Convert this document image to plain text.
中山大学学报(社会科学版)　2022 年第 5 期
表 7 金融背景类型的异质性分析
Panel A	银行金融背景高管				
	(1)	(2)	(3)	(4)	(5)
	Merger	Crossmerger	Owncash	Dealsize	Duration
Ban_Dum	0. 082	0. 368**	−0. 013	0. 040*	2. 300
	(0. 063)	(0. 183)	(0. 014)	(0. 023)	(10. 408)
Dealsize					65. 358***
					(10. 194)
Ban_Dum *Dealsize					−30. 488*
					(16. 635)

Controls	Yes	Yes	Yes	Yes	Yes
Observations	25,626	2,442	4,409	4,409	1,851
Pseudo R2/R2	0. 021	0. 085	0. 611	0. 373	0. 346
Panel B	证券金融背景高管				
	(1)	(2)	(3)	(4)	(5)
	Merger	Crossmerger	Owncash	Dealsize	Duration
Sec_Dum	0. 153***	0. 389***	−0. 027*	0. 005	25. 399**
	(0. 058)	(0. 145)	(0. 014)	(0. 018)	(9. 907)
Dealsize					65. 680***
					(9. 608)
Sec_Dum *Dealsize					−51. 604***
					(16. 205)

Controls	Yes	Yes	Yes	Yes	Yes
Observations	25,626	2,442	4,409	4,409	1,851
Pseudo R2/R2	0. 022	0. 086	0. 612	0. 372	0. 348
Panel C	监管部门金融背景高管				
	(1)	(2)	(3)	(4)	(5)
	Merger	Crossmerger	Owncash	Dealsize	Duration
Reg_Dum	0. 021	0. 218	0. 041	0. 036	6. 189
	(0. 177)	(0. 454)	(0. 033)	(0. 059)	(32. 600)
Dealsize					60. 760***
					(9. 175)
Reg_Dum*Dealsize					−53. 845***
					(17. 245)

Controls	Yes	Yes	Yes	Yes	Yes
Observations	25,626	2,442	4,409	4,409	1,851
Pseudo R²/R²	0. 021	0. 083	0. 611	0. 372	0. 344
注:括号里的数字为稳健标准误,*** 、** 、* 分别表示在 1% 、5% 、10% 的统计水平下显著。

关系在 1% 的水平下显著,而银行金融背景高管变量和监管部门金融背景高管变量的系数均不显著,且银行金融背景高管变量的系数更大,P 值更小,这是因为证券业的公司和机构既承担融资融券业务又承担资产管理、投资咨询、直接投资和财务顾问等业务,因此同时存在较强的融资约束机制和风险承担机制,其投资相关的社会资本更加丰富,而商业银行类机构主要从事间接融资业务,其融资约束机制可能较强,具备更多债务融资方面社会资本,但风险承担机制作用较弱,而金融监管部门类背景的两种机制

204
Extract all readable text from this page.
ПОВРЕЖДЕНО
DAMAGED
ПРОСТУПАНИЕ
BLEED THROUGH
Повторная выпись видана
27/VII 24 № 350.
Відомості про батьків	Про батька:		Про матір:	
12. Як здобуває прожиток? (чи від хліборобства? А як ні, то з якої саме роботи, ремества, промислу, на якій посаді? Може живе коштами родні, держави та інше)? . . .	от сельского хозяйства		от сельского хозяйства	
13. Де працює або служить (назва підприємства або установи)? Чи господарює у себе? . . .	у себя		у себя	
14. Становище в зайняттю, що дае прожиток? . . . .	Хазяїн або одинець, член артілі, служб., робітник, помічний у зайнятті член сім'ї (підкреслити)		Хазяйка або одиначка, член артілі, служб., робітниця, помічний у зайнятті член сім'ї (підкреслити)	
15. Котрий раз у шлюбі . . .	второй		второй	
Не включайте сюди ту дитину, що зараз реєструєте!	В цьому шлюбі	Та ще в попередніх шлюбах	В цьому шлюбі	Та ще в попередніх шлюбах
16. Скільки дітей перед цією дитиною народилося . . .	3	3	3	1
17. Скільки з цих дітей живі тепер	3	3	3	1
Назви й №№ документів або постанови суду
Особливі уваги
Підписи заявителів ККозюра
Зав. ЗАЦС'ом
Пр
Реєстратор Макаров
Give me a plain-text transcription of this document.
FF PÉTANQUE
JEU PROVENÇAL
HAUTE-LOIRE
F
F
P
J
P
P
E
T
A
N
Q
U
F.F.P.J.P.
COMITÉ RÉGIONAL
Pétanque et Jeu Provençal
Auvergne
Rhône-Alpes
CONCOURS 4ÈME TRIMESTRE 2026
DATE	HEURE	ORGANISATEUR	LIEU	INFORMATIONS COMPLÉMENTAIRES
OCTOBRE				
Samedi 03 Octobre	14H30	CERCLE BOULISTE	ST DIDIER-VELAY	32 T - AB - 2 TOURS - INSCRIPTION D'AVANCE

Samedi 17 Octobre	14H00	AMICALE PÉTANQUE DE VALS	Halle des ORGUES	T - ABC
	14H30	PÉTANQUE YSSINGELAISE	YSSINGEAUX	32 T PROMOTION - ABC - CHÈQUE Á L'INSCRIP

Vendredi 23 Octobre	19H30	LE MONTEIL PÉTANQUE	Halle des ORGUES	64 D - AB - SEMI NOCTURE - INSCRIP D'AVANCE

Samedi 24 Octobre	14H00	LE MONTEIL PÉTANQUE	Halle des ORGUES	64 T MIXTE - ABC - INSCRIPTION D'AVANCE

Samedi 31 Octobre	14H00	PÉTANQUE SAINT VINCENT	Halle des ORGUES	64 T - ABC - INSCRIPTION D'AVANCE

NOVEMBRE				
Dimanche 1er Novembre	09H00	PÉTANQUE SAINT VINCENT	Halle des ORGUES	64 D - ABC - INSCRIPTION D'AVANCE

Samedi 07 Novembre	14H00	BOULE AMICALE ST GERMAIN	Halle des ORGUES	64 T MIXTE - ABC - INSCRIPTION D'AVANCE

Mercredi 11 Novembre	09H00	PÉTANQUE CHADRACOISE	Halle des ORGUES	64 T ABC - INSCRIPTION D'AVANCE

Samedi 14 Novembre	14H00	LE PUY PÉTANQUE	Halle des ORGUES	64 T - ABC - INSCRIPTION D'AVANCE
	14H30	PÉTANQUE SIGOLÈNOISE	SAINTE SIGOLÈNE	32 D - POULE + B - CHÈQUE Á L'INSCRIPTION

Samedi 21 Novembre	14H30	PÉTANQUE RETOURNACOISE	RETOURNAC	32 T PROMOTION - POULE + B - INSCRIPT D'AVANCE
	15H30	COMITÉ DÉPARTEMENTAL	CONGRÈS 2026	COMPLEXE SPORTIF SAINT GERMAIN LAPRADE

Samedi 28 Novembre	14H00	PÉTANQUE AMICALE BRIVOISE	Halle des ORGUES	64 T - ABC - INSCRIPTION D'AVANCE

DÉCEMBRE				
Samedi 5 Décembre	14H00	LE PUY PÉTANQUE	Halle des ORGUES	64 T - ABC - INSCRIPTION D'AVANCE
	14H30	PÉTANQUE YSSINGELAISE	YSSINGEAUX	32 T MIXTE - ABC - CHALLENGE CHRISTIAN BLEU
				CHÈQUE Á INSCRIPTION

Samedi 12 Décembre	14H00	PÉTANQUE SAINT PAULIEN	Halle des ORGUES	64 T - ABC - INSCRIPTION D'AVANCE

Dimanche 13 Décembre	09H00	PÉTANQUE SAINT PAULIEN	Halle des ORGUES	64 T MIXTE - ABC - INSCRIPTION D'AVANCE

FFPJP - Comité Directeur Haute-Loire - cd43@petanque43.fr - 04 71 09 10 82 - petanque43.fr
□ □ □ □ □
Directions for this task - Every entry must be retyped in full, exactly as given.

Answer to this problem -
Convert this document image to plain text.
中山大学学报(社会科学版)　2022 年第 5 期
表 7 金融背景类型的异质性分析
Panel A	银行金融背景高管				
	(1)	(2)	(3)	(4)	(5)
	Merger	Crossmerger	Owncash	Dealsize	Duration
Ban_Dum	0. 082	0. 368**	−0. 013	0. 040*	2. 300
	(0. 063)	(0. 183)	(0. 014)	(0. 023)	(10. 408)
Dealsize					65. 358***
					(10. 194)
Ban_Dum *Dealsize					−30. 488*
					(16. 635)

Controls	Yes	Yes	Yes	Yes	Yes
Observations	25,626	2,442	4,409	4,409	1,851
Pseudo R2/R2	0. 021	0. 085	0. 611	0. 373	0. 346
Panel B	证券金融背景高管				
	(1)	(2)	(3)	(4)	(5)
	Merger	Crossmerger	Owncash	Dealsize	Duration
Sec_Dum	0. 153***	0. 389***	−0. 027*	0. 005	25. 399**
	(0. 058)	(0. 145)	(0. 014)	(0. 018)	(9. 907)
Dealsize					65. 680***
					(9. 608)
Sec_Dum *Dealsize					−51. 604***
					(16. 205)

Controls	Yes	Yes	Yes	Yes	Yes
Observations	25,626	2,442	4,409	4,409	1,851
Pseudo R2/R2	0. 022	0. 086	0. 612	0. 372	0. 348
Panel C	监管部门金融背景高管				
	(1)	(2)	(3)	(4)	(5)
	Merger	Crossmerger	Owncash	Dealsize	Duration
Reg_Dum	0. 021	0. 218	0. 041	0. 036	6. 189
	(0. 177)	(0. 454)	(0. 033)	(0. 059)	(32. 600)
Dealsize					60. 760***
					(9. 175)
Reg_Dum*Dealsize					−53. 845***
					(17. 245)

Controls	Yes	Yes	Yes	Yes	Yes
Observations	25,626	2,442	4,409	4,409	1,851
Pseudo R²/R²	0. 021	0. 083	0. 611	0. 372	0. 344
注:括号里的数字为稳健标准误,*** 、** 、* 分别表示在 1% 、5% 、10% 的统计水平下显著。

关系在 1% 的水平下显著,而银行金融背景高管变量和监管部门金融背景高管变量的系数均不显著,且银行金融背景高管变量的系数更大,P 值更小,这是因为证券业的公司和机构既承担融资融券业务又承担资产管理、投资咨询、直接投资和财务顾问等业务,因此同时存在较强的融资约束机制和风险承担机制,其投资相关的社会资本更加丰富,而商业银行类机构主要从事间接融资业务,其融资约束机制可能较强,具备更多债务融资方面社会资本,但风险承担机制作用较弱,而金融监管部门类背景的两种机制

204
Extract all readable text from this page.
ПОВРЕЖДЕНО
DAMAGED
ПРОСТУПАНИЕ
BLEED THROUGH
Повторная выпись видана
27/VII 24 № 350.
Відомості про батьків	Про батька:		Про матір:	
12. Як здобуває прожиток? (чи від хліборобства? А як ні, то з якої саме роботи, ремества, промислу, на якій посаді? Може живе коштами родні, держави та інше)? . . .	от сельского хозяйства		от сельского хозяйства	
13. Де працює або служить (назва підприємства або установи)? Чи господарює у себе? . . .	у себя		у себя	
14. Становище в зайняттю, що дае прожиток? . . . .	Хазяїн або одинець, член артілі, служб., робітник, помічний у зайнятті член сім'ї (підкреслити)		Хазяйка або одиначка, член артілі, служб., робітниця, помічний у зайнятті член сім'ї (підкреслити)	
15. Котрий раз у шлюбі . . .	второй		второй	
Не включайте сюди ту дитину, що зараз реєструєте!	В цьому шлюбі	Та ще в попередніх шлюбах	В цьому шлюбі	Та ще в попередніх шлюбах
16. Скільки дітей перед цією дитиною народилося . . .	3	3	3	1
17. Скільки з цих дітей живі тепер	3	3	3	1
Назви й №№ документів або постанови суду
Особливі уваги
Підписи заявителів ККозюра
Зав. ЗАЦС'ом
Пр
Реєстратор Макаров
Give me a plain-text transcription of this document.
FF PÉTANQUE
JEU PROVENÇAL
HAUTE-LOIRE
F
F
P
J
P
P
E
T
A
N
Q
U
F.F.P.J.P.
COMITÉ RÉGIONAL
Pétanque et Jeu Provençal
Auvergne
Rhône-Alpes
CONCOURS 4ÈME TRIMESTRE 2026
DATE	HEURE	ORGANISATEUR	LIEU	INFORMATIONS COMPLÉMENTAIRES
OCTOBRE				
Samedi 03 Octobre	14H30	CERCLE BOULISTE	ST DIDIER-VELAY	32 T - AB - 2 TOURS - INSCRIPTION D'AVANCE

Samedi 17 Octobre	14H00	AMICALE PÉTANQUE DE VALS	Halle des ORGUES	T - ABC
	14H30	PÉTANQUE YSSINGELAISE	YSSINGEAUX	32 T PROMOTION - ABC - CHÈQUE Á L'INSCRIP

Vendredi 23 Octobre	19H30	LE MONTEIL PÉTANQUE	Halle des ORGUES	64 D - AB - SEMI NOCTURE - INSCRIP D'AVANCE

Samedi 24 Octobre	14H00	LE MONTEIL PÉTANQUE	Halle des ORGUES	64 T MIXTE - ABC - INSCRIPTION D'AVANCE

Samedi 31 Octobre	14H00	PÉTANQUE SAINT VINCENT	Halle des ORGUES	64 T - ABC - INSCRIPTION D'AVANCE

NOVEMBRE				
Dimanche 1er Novembre	09H00	PÉTANQUE SAINT VINCENT	Halle des ORGUES	64 D - ABC - INSCRIPTION D'AVANCE

Samedi 07 Novembre	14H00	BOULE AMICALE ST GERMAIN	Halle des ORGUES	64 T MIXTE - ABC - INSCRIPTION D'AVANCE

Mercredi 11 Novembre	09H00	PÉTANQUE CHADRACOISE	Halle des ORGUES	64 T ABC - INSCRIPTION D'AVANCE

Samedi 14 Novembre	14H00	LE PUY PÉTANQUE	Halle des ORGUES	64 T - ABC - INSCRIPTION D'AVANCE
	14H30	PÉTANQUE SIGOLÈNOISE	SAINTE SIGOLÈNE	32 D - POULE + B - CHÈQUE Á L'INSCRIPTION

Samedi 21 Novembre	14H30	PÉTANQUE RETOURNACOISE	RETOURNAC	32 T PROMOTION - POULE + B - INSCRIPT D'AVANCE
	15H30	COMITÉ DÉPARTEMENTAL	CONGRÈS 2026	COMPLEXE SPORTIF SAINT GERMAIN LAPRADE

Samedi 28 Novembre	14H00	PÉTANQUE AMICALE BRIVOISE	Halle des ORGUES	64 T - ABC - INSCRIPTION D'AVANCE

DÉCEMBRE				
Samedi 5 Décembre	14H00	LE PUY PÉTANQUE	Halle des ORGUES	64 T - ABC - INSCRIPTION D'AVANCE
	14H30	PÉTANQUE YSSINGELAISE	YSSINGEAUX	32 T MIXTE - ABC - CHALLENGE CHRISTIAN BLEU
				CHÈQUE Á INSCRIPTION

Samedi 12 Décembre	14H00	PÉTANQUE SAINT PAULIEN	Halle des ORGUES	64 T - ABC - INSCRIPTION D'AVANCE

Dimanche 13 Décembre	09H00	PÉTANQUE SAINT PAULIEN	Halle des ORGUES	64 T MIXTE - ABC - INSCRIPTION D'AVANCE

FFPJP - Comité Directeur Haute-Loire - cd43@petanque43.fr - 04 71 09 10 82 - petanque43.fr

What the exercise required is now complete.